Prompt:
Check each line of the records below and collect those holding "introduction".

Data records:
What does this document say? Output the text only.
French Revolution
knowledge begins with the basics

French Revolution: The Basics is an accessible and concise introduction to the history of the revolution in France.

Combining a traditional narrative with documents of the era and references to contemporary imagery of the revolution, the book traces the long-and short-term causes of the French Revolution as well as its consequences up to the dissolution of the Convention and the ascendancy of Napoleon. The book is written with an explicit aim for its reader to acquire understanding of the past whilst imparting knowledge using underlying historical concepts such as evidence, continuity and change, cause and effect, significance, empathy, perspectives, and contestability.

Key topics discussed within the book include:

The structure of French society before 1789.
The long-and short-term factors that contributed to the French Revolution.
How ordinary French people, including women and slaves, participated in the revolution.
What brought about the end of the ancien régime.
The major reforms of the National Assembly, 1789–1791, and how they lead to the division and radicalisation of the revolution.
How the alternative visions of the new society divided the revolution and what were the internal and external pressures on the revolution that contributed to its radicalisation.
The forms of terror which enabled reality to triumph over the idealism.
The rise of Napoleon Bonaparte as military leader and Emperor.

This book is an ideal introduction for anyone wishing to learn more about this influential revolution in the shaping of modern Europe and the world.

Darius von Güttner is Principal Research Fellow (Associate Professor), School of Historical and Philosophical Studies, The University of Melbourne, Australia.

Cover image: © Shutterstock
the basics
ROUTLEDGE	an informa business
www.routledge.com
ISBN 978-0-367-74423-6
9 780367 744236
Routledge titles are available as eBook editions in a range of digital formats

Answer in full:
French Revolution: The Basics is an accessible and concise introduction to the history of the revolution in France.
This book is an ideal introduction for anyone wishing to learn more about this influential revolution in the shaping of modern Europe and the world.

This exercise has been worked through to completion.